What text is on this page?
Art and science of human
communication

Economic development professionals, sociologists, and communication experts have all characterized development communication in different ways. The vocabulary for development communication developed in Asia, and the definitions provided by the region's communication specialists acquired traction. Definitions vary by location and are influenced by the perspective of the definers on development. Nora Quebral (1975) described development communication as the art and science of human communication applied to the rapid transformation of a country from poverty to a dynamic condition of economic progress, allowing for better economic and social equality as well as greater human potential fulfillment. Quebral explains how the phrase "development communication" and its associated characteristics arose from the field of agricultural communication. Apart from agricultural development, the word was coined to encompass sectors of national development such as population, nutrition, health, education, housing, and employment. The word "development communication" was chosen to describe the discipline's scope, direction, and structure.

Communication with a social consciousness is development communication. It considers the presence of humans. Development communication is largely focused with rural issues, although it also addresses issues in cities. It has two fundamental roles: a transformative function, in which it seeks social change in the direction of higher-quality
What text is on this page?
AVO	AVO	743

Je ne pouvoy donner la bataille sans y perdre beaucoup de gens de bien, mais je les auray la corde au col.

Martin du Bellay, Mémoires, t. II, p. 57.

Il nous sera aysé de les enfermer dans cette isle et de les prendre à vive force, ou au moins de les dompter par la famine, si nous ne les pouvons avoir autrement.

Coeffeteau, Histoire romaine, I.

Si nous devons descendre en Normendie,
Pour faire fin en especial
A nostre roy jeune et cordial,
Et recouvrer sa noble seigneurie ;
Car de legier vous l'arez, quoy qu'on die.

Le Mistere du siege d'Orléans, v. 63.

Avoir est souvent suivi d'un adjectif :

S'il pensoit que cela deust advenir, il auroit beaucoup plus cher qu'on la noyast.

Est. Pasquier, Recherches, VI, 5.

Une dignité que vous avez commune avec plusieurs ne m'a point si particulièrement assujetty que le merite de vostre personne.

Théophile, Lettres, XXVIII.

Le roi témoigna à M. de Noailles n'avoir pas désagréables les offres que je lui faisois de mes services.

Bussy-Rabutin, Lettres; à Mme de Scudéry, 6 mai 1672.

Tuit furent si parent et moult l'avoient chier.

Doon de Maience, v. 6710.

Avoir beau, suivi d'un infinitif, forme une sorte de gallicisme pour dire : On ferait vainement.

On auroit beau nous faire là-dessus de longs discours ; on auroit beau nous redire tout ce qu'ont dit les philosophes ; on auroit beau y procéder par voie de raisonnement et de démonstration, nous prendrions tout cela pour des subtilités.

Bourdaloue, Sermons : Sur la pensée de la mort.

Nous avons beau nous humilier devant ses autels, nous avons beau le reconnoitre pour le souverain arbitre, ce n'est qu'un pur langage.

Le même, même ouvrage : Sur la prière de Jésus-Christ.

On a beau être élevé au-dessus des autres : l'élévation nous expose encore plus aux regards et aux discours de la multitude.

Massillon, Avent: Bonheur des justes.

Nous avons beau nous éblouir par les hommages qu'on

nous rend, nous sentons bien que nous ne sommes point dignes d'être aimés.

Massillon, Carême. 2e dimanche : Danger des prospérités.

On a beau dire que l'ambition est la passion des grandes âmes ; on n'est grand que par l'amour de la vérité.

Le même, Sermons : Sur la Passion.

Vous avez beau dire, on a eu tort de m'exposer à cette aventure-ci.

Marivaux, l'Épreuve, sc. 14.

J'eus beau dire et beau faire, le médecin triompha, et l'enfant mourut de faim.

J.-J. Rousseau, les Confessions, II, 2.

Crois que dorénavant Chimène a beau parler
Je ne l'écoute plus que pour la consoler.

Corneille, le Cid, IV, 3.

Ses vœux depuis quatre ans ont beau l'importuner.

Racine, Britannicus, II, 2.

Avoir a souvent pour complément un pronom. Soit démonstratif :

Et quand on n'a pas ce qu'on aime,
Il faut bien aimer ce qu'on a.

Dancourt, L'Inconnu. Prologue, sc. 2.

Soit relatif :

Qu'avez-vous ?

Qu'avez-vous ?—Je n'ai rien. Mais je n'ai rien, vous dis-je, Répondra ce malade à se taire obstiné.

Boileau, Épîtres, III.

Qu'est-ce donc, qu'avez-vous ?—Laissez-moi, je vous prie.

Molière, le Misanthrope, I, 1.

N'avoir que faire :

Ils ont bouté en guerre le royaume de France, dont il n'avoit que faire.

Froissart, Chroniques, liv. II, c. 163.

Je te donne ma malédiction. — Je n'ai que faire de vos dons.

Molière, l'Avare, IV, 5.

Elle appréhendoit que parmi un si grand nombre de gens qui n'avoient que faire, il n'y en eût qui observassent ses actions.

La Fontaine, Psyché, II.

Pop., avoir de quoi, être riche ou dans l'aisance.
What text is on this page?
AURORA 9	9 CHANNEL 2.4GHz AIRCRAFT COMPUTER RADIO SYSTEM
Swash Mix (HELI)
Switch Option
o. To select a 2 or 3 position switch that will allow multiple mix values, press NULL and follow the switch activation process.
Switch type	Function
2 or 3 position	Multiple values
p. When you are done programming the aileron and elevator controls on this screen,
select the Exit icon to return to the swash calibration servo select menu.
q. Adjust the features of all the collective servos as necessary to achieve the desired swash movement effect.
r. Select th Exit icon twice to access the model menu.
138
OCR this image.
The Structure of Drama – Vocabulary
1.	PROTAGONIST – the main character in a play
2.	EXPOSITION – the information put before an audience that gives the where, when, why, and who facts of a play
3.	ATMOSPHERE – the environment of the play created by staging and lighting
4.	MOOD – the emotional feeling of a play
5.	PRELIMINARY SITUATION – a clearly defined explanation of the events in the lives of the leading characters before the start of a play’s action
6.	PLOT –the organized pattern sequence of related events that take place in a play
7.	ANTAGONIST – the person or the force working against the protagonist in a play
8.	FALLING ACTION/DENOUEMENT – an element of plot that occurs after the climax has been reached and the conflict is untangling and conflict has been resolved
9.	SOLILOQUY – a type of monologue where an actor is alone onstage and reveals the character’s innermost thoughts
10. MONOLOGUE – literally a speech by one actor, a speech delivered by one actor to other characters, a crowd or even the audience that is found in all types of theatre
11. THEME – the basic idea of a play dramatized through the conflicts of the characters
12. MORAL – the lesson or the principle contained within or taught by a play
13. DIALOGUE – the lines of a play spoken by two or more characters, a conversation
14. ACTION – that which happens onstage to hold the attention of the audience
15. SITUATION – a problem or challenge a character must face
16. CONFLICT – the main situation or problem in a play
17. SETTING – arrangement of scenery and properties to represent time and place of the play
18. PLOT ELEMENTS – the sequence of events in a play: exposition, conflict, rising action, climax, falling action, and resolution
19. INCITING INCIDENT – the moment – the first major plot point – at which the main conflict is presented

**********

Exercise description >> A number is the only answer here: how many lines of the material above contain "Lettres"?

Solution to this exercise >> 2